> [Required work]
Filter the entries below down to the lines that contain the string "axis", with matching case.

(Saved data entries)
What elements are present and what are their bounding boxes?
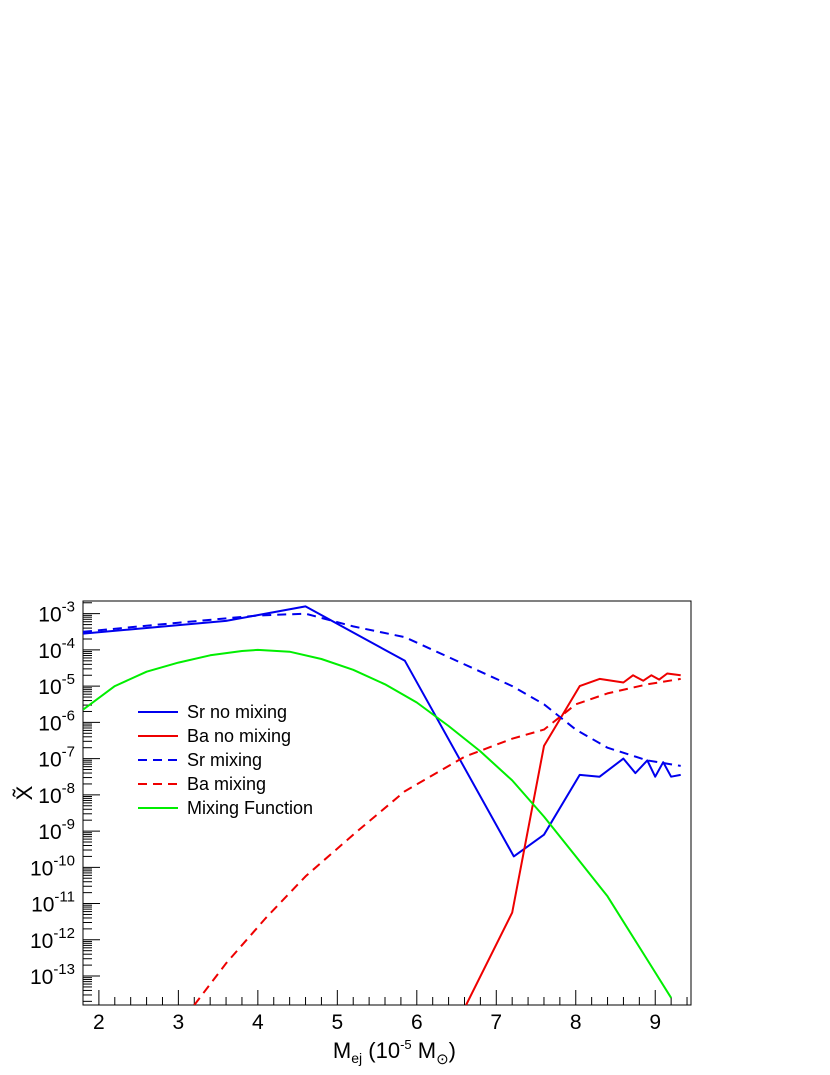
x-tick-label: 7 xyxy=(490,1011,502,1034)
y-tick-label: 10-8 xyxy=(38,780,75,808)
x-tick-label: 9 xyxy=(649,1011,661,1034)
plot-frame xyxy=(82,600,692,1006)
legend-label: Ba mixing xyxy=(187,774,266,794)
x-tick-label: 2 xyxy=(93,1011,105,1034)
legend-label: Sr mixing xyxy=(187,750,262,770)
y-tick-label: 10-4 xyxy=(38,635,75,663)
legend-label: Ba no mixing xyxy=(187,726,291,746)
x-tick-label: 6 xyxy=(411,1011,423,1034)
y-tick-label: 10-12 xyxy=(30,925,75,953)
legend-label: Mixing Function xyxy=(187,798,313,818)
series-line-ba-mixing xyxy=(193,677,681,1005)
series-line-sr-mixing xyxy=(83,612,681,767)
y-tick-label: 10-5 xyxy=(38,671,75,699)
x-tick-label: 5 xyxy=(331,1011,343,1034)
legend-label: Sr no mixing xyxy=(187,702,287,722)
y-tick-label: 10-6 xyxy=(38,707,75,735)
x-tick-label: 3 xyxy=(173,1011,185,1034)
y-tick-label: 10-7 xyxy=(38,744,75,772)
x-tick-label: 8 xyxy=(570,1011,582,1034)
y-tick-label: 10-10 xyxy=(30,852,75,880)
x-axis-title: Mej (10-5 M⊙) xyxy=(333,1037,456,1068)
y-tick-label: 10-3 xyxy=(38,599,75,627)
series-line-ba-no-mixing xyxy=(465,672,681,1005)
y-tick-label: 10-13 xyxy=(30,961,75,989)
series-line-sr-no-mixing xyxy=(83,605,681,858)
series-line-mixing-function xyxy=(83,648,672,999)
y-tick-label: 10-9 xyxy=(38,816,75,844)
legend: Sr no mixing Ba no mixing Sr mixing Ba mixi… xyxy=(138,702,313,818)
series-layer xyxy=(83,605,681,1005)
y-axis-title: X̃ xyxy=(12,785,37,800)
y-axis-ticks: 10-13 10-12 10-11 10-10 10-9 10-8 10-7 10-6 10-5… xyxy=(30,599,100,1002)
x-axis-ticks: 2 3 4 5 6 7 8 9 xyxy=(82,990,688,1034)
y-tick-label: 10-11 xyxy=(31,889,75,917)
x-tick-label: 4 xyxy=(252,1011,264,1034)
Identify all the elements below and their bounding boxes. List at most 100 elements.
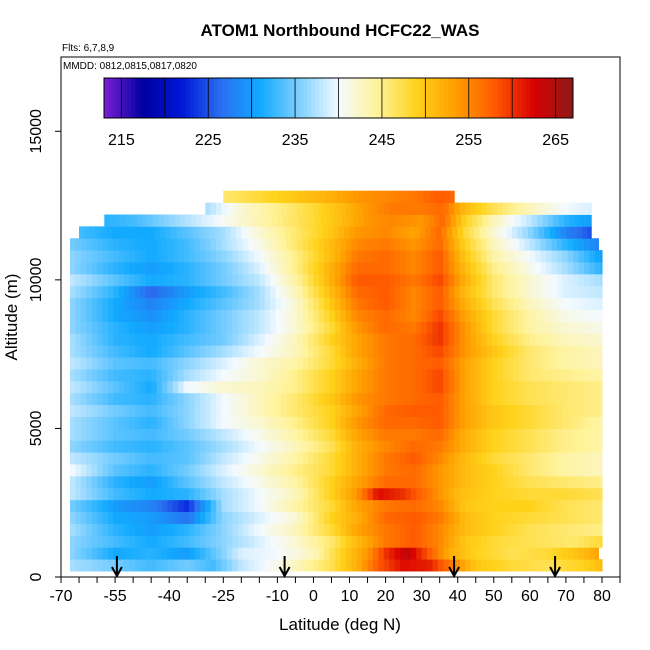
- heat-cell: [226, 321, 233, 334]
- heat-cell: [358, 190, 365, 203]
- heat-cell: [313, 309, 320, 322]
- heat-cell: [270, 202, 277, 215]
- heat-cell: [288, 190, 295, 203]
- heat-cell: [499, 214, 506, 227]
- y-axis-label: Altitude (m): [2, 274, 21, 361]
- heat-cell: [264, 404, 271, 417]
- heat-cell: [362, 273, 369, 287]
- heat-cell: [237, 440, 244, 453]
- colorbar-segment: [549, 78, 554, 118]
- heat-cell: [524, 380, 531, 394]
- colorbar-segment: [311, 78, 316, 118]
- heat-cell: [481, 297, 488, 310]
- heat-cell: [280, 309, 287, 322]
- heat-cell: [394, 297, 401, 310]
- heat-cell: [519, 547, 526, 560]
- heat-cell: [140, 297, 147, 310]
- heat-cell: [448, 464, 455, 477]
- heat-cell: [210, 464, 217, 477]
- heat-cell: [389, 238, 396, 251]
- heat-cell: [427, 475, 434, 489]
- heat-cell: [302, 250, 309, 263]
- heat-cell: [410, 440, 417, 453]
- heat-cell: [470, 523, 477, 536]
- heat-cell: [578, 511, 585, 524]
- heat-cell: [502, 357, 509, 370]
- heat-cell: [573, 404, 580, 417]
- heat-cell: [427, 321, 434, 334]
- heat-cell: [436, 226, 443, 239]
- heat-cell: [546, 404, 553, 417]
- heat-cell: [459, 392, 466, 406]
- heat-cell: [336, 190, 343, 203]
- heat-cell: [427, 428, 434, 441]
- heat-cell: [394, 309, 401, 322]
- heat-cell: [578, 262, 585, 275]
- heat-cell: [237, 464, 244, 477]
- colorbar-segment: [127, 78, 132, 118]
- heat-cell: [540, 428, 547, 441]
- heat-cell: [118, 511, 125, 524]
- heat-cell: [345, 547, 352, 560]
- colorbar-segment: [146, 78, 152, 118]
- heat-cell: [383, 202, 390, 215]
- heat-cell: [394, 452, 401, 465]
- heat-cell: [594, 321, 601, 334]
- heat-cell: [475, 392, 482, 406]
- heat-cell: [551, 499, 558, 513]
- heat-cell: [546, 559, 553, 572]
- heat-cell: [335, 487, 342, 501]
- heat-cell: [519, 404, 526, 417]
- heat-cell: [475, 487, 482, 501]
- heat-cell: [291, 547, 298, 560]
- heat-cell: [540, 523, 547, 536]
- heat-cell: [221, 285, 228, 299]
- heat-cell: [207, 214, 214, 227]
- heat-cell: [508, 428, 515, 441]
- heat-cell: [372, 452, 379, 465]
- heat-cell: [243, 499, 250, 513]
- heat-cell: [140, 380, 147, 394]
- heat-cell: [475, 404, 482, 417]
- heat-cell: [356, 547, 363, 560]
- heat-cell: [367, 321, 374, 334]
- heat-cell: [556, 547, 563, 560]
- heat-cell: [145, 369, 152, 382]
- heat-cell: [383, 262, 390, 275]
- colorbar-segment: [420, 78, 425, 118]
- heat-cell: [535, 404, 542, 417]
- heat-cell: [573, 262, 580, 275]
- heat-cell: [351, 285, 358, 299]
- colorbar-segment: [268, 78, 273, 118]
- colorbar-segment: [377, 78, 382, 118]
- heat-cell: [351, 416, 358, 429]
- heat-cell: [578, 238, 585, 251]
- heat-cell: [70, 285, 77, 299]
- heat-cell: [70, 309, 77, 322]
- heat-cell: [470, 392, 477, 406]
- heat-cell: [381, 226, 388, 239]
- heat-cell: [372, 262, 379, 275]
- heat-cell: [335, 321, 342, 334]
- heat-cell: [565, 226, 572, 239]
- colorbar-segment: [545, 78, 551, 118]
- heat-cell: [70, 380, 77, 394]
- heat-cell: [140, 511, 147, 524]
- heat-cell: [502, 321, 509, 334]
- heat-cell: [216, 250, 223, 263]
- heat-cell: [529, 285, 536, 299]
- heat-cell: [475, 559, 482, 572]
- heat-cell: [421, 452, 428, 465]
- heat-cell: [91, 392, 98, 406]
- heat-cell: [524, 464, 531, 477]
- heat-cell: [156, 309, 163, 322]
- heat-cell: [226, 380, 233, 394]
- heat-cell: [102, 404, 109, 417]
- heat-cell: [107, 452, 114, 465]
- heat-cell: [369, 190, 376, 203]
- heat-cell: [113, 464, 120, 477]
- heat-cell: [91, 369, 98, 382]
- heat-cell: [199, 238, 206, 251]
- heat-cell: [394, 499, 401, 513]
- heat-cell: [107, 297, 114, 310]
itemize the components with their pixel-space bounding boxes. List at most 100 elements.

> [Output]
x-axis-title: Mej (10-5 M⊙) xyxy=(333,1037,456,1068)
y-axis-title: X̃ xyxy=(12,785,37,800)
y-axis-ticks: 10-13 10-12 10-11 10-10 10-9 10-8 10-7 10-6 10-5… xyxy=(30,599,100,1002)
x-axis-ticks: 2 3 4 5 6 7 8 9 xyxy=(82,990,688,1034)
- y-axis-label: Altitude (m): [2, 274, 21, 361]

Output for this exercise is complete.